▸ **Available data**:
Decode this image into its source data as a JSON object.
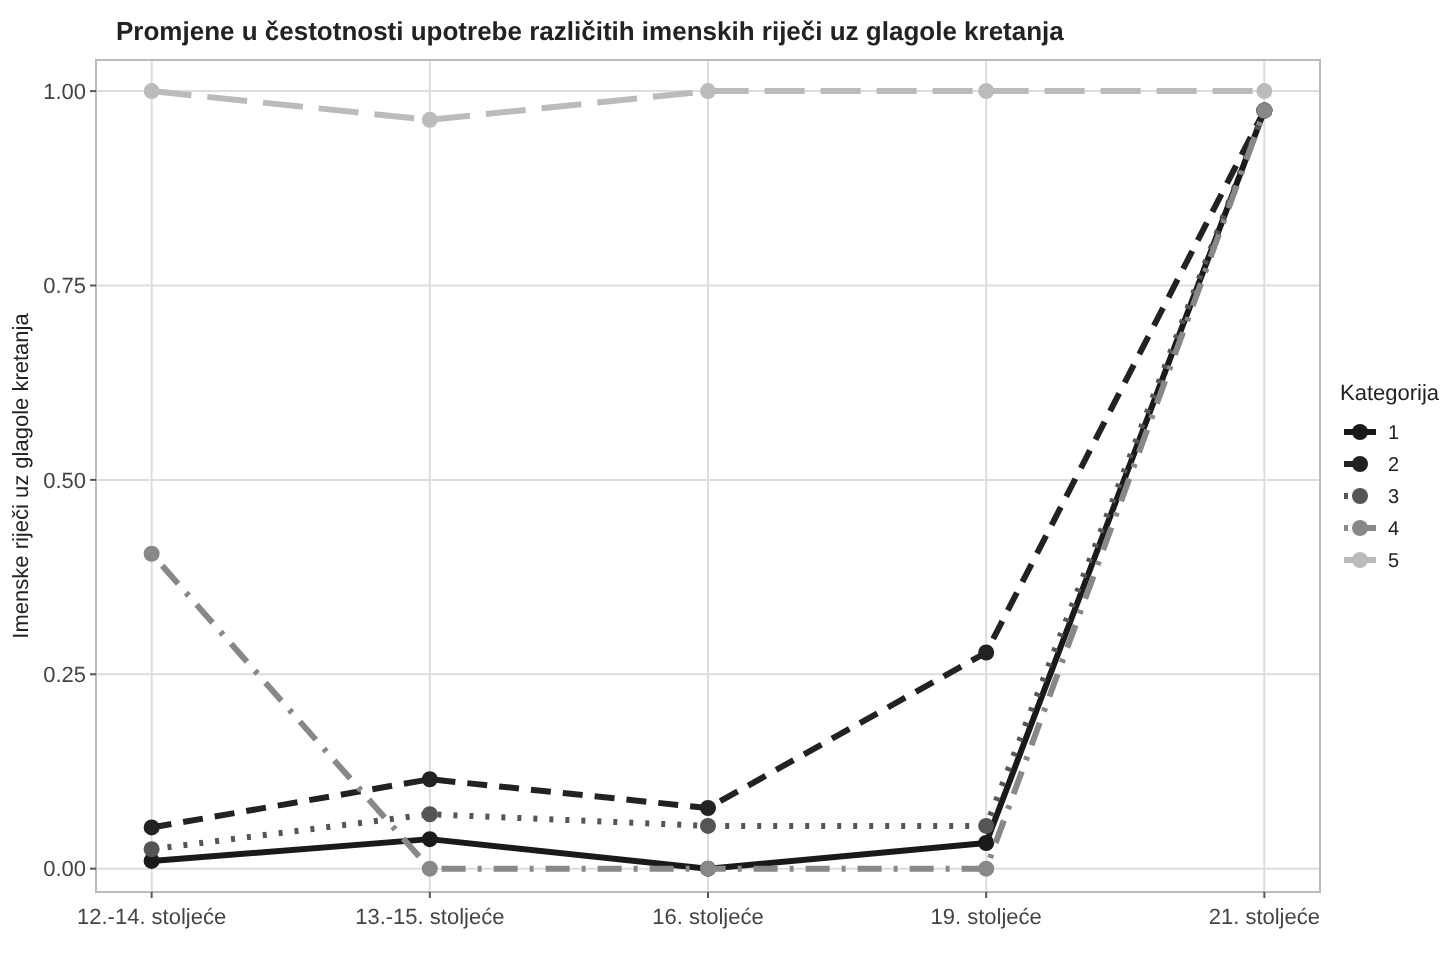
{
  "chart_data": {
    "type": "line",
    "title": "Promjene u čestotnosti upotrebe različitih imenskih riječi uz glagole kretanja",
    "ylabel": "Imenske riječi uz glagole kretanja",
    "legend_title": "Kategorija",
    "categories": [
      "12.-14. stoljeće",
      "13.-15. stoljeće",
      "16. stoljeće",
      "19. stoljeće",
      "21. stoljeće"
    ],
    "ylim": [
      -0.03,
      1.04
    ],
    "yticks": [
      {
        "value": 0,
        "label": "0.00"
      },
      {
        "value": 0.25,
        "label": "0.25"
      },
      {
        "value": 0.5,
        "label": "0.50"
      },
      {
        "value": 0.75,
        "label": "0.75"
      },
      {
        "value": 1,
        "label": "1.00"
      }
    ],
    "grid": true,
    "legend": "right",
    "marker": "circle",
    "series": [
      {
        "name": "1",
        "color": "#1a1a1a",
        "line_style": "solid",
        "values": [
          0.01,
          0.038,
          0.0,
          0.033,
          0.975
        ]
      },
      {
        "name": "2",
        "color": "#222222",
        "line_style": "dashed",
        "values": [
          0.053,
          0.115,
          0.078,
          0.278,
          0.975
        ]
      },
      {
        "name": "3",
        "color": "#555555",
        "line_style": "dotted",
        "values": [
          0.025,
          0.07,
          0.055,
          0.055,
          0.975
        ]
      },
      {
        "name": "4",
        "color": "#888888",
        "line_style": "dotdash",
        "values": [
          0.405,
          0.0,
          0.0,
          0.0,
          0.975
        ]
      },
      {
        "name": "5",
        "color": "#bbbbbb",
        "line_style": "longdash",
        "values": [
          1.0,
          0.963,
          1.0,
          1.0,
          1.0
        ]
      }
    ]
  }
}
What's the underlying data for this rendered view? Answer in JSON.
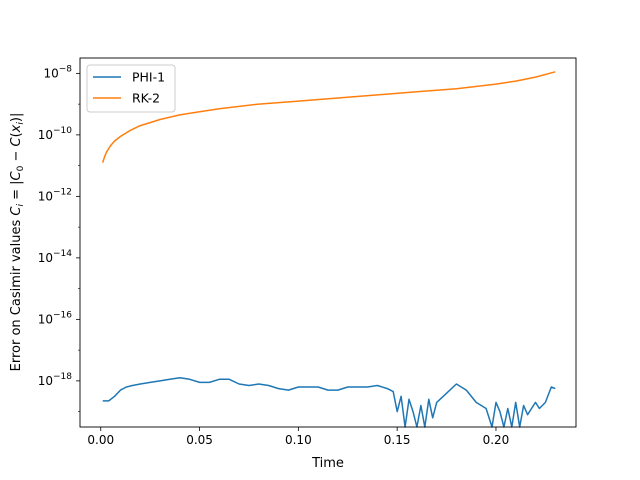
{
  "chart_data": {
    "type": "line",
    "xlabel": "Time",
    "ylabel_prefix": "Error on Casimir values ",
    "ylabel_math": "C_i = |C_0 − C(x_i)|",
    "yscale": "log",
    "xlim": [
      -0.0105,
      0.2405
    ],
    "ylim_log10": [
      -19.5,
      -7.5
    ],
    "xticks": [
      0.0,
      0.05,
      0.1,
      0.15,
      0.2
    ],
    "xtick_labels": [
      "0.00",
      "0.05",
      "0.10",
      "0.15",
      "0.20"
    ],
    "yticks_exp": [
      -8,
      -10,
      -12,
      -14,
      -16,
      -18
    ],
    "legend_position": "upper-left",
    "series": [
      {
        "name": "PHI-1",
        "color": "#1f77b4",
        "x": [
          0.001,
          0.004,
          0.007,
          0.01,
          0.013,
          0.016,
          0.02,
          0.025,
          0.03,
          0.035,
          0.04,
          0.045,
          0.05,
          0.055,
          0.06,
          0.065,
          0.07,
          0.075,
          0.08,
          0.085,
          0.09,
          0.095,
          0.1,
          0.105,
          0.11,
          0.115,
          0.12,
          0.125,
          0.13,
          0.135,
          0.14,
          0.145,
          0.148,
          0.15,
          0.152,
          0.154,
          0.156,
          0.158,
          0.16,
          0.162,
          0.164,
          0.166,
          0.168,
          0.17,
          0.175,
          0.18,
          0.185,
          0.19,
          0.195,
          0.198,
          0.2,
          0.202,
          0.204,
          0.206,
          0.208,
          0.21,
          0.212,
          0.214,
          0.216,
          0.218,
          0.22,
          0.222,
          0.225,
          0.228,
          0.23
        ],
        "y_log10": [
          -18.65,
          -18.65,
          -18.5,
          -18.3,
          -18.2,
          -18.15,
          -18.1,
          -18.05,
          -18.0,
          -17.95,
          -17.9,
          -17.95,
          -18.05,
          -18.05,
          -17.95,
          -17.95,
          -18.1,
          -18.15,
          -18.1,
          -18.15,
          -18.25,
          -18.3,
          -18.2,
          -18.2,
          -18.2,
          -18.3,
          -18.3,
          -18.2,
          -18.2,
          -18.2,
          -18.15,
          -18.25,
          -18.35,
          -19.0,
          -18.5,
          -19.5,
          -18.6,
          -19.0,
          -19.5,
          -18.8,
          -19.5,
          -18.6,
          -19.2,
          -18.7,
          -18.4,
          -18.1,
          -18.3,
          -18.7,
          -18.9,
          -19.5,
          -18.7,
          -19.0,
          -19.5,
          -18.9,
          -19.5,
          -18.7,
          -19.5,
          -18.8,
          -19.1,
          -18.9,
          -18.7,
          -18.9,
          -18.7,
          -18.2,
          -18.25
        ]
      },
      {
        "name": "RK-2",
        "color": "#ff7f0e",
        "x": [
          0.001,
          0.002,
          0.003,
          0.005,
          0.007,
          0.01,
          0.015,
          0.02,
          0.025,
          0.03,
          0.04,
          0.05,
          0.06,
          0.08,
          0.1,
          0.12,
          0.14,
          0.16,
          0.18,
          0.2,
          0.21,
          0.22,
          0.23
        ],
        "y_log10": [
          -10.9,
          -10.7,
          -10.55,
          -10.35,
          -10.2,
          -10.05,
          -9.85,
          -9.7,
          -9.6,
          -9.5,
          -9.35,
          -9.25,
          -9.15,
          -9.0,
          -8.9,
          -8.8,
          -8.7,
          -8.6,
          -8.5,
          -8.35,
          -8.25,
          -8.12,
          -7.95
        ]
      }
    ]
  }
}
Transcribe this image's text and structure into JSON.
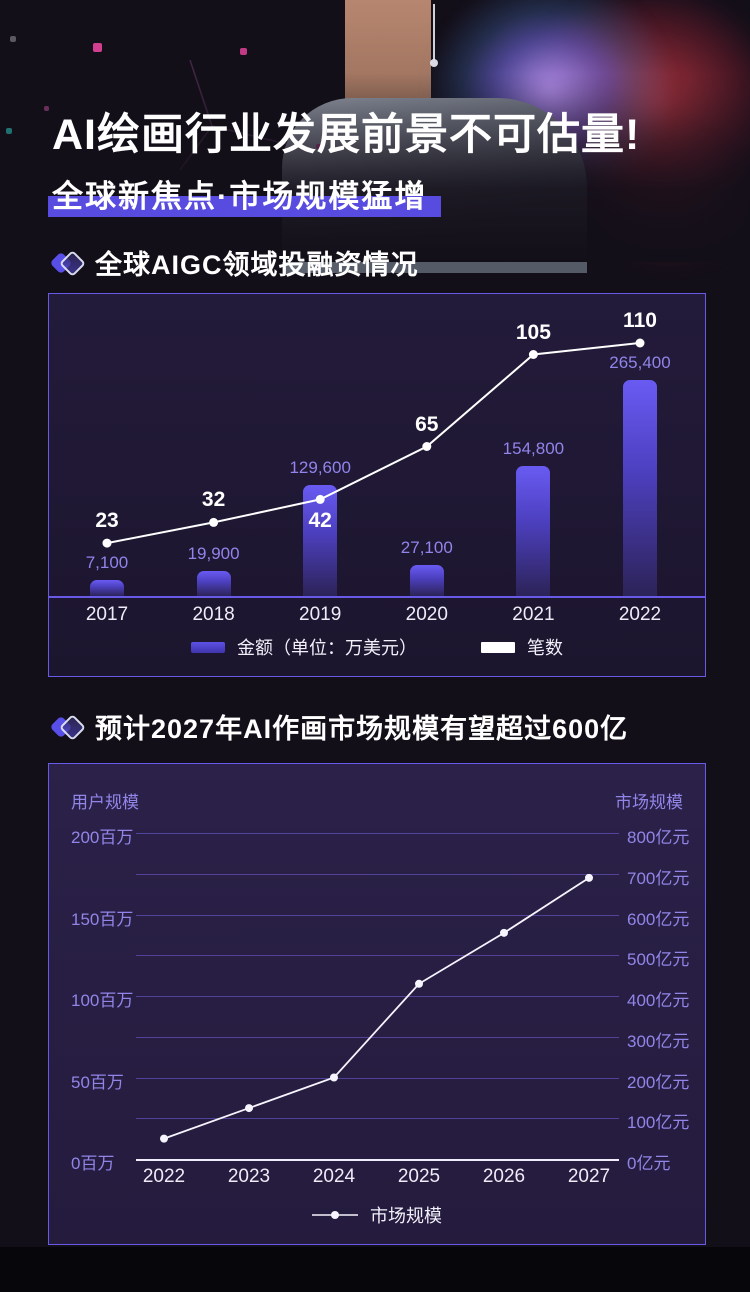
{
  "header": {
    "title": "AI绘画行业发展前景不可估量!",
    "subtitle": "全球新焦点·市场规模猛增"
  },
  "sections": [
    {
      "title": "全球AIGC领域投融资情况"
    },
    {
      "title": "预计2027年AI作画市场规模有望超过600亿"
    }
  ],
  "colors": {
    "accent_purple": "#584be0",
    "panel_border": "#675ae6",
    "bar_top": "#695bf2",
    "bar_bottom": "#2c2358",
    "tick_label": "#9285e8",
    "bar_value_label": "#9184ea",
    "line_color": "#ffffff"
  },
  "chart_data": [
    {
      "type": "bar",
      "subtype": "bar+line combo",
      "categories": [
        "2017",
        "2018",
        "2019",
        "2020",
        "2021",
        "2022"
      ],
      "series": [
        {
          "name": "金额（单位：万美元）",
          "type": "bar",
          "values": [
            7100,
            19900,
            129600,
            27100,
            154800,
            265400
          ]
        },
        {
          "name": "笔数",
          "type": "line",
          "values": [
            23,
            32,
            42,
            65,
            105,
            110
          ]
        }
      ],
      "line_label_side": [
        "above",
        "above",
        "below",
        "above",
        "above",
        "above"
      ],
      "legend_position": "bottom",
      "grid": false
    },
    {
      "type": "line",
      "x": [
        "2022",
        "2023",
        "2024",
        "2025",
        "2026",
        "2027"
      ],
      "series": [
        {
          "name": "市场规模",
          "values": [
            50,
            125,
            200,
            430,
            555,
            690
          ],
          "unit": "亿元"
        }
      ],
      "left_axis": {
        "title": "用户规模",
        "ticks": [
          "200百万",
          "150百万",
          "100百万",
          "50百万",
          "0百万"
        ]
      },
      "right_axis": {
        "title": "市场规模",
        "ticks": [
          "800亿元",
          "700亿元",
          "600亿元",
          "500亿元",
          "400亿元",
          "300亿元",
          "200亿元",
          "100亿元",
          "0亿元"
        ],
        "min": 0,
        "max": 800
      },
      "legend_position": "bottom",
      "grid": true
    }
  ]
}
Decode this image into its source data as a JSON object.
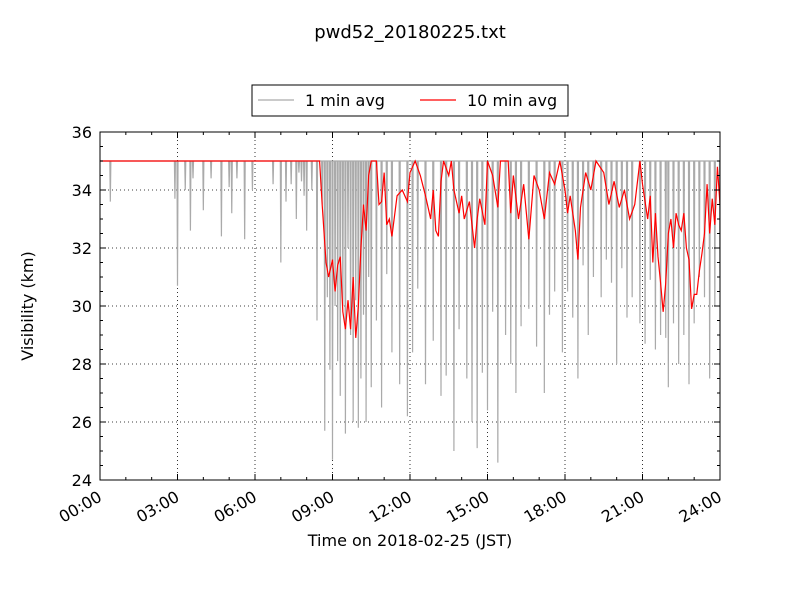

▸ **Task requirements**: Check each line above for the string "this" and show the ones that have it.

▸ **Answer to the exercise**:
Decode this image into its source data as a JSON object.
What's the underlying data for this rendered view? Answer in JSON.
Transcribe this image's text and structure into JSON.
Decode this image into its source data as a JSON object.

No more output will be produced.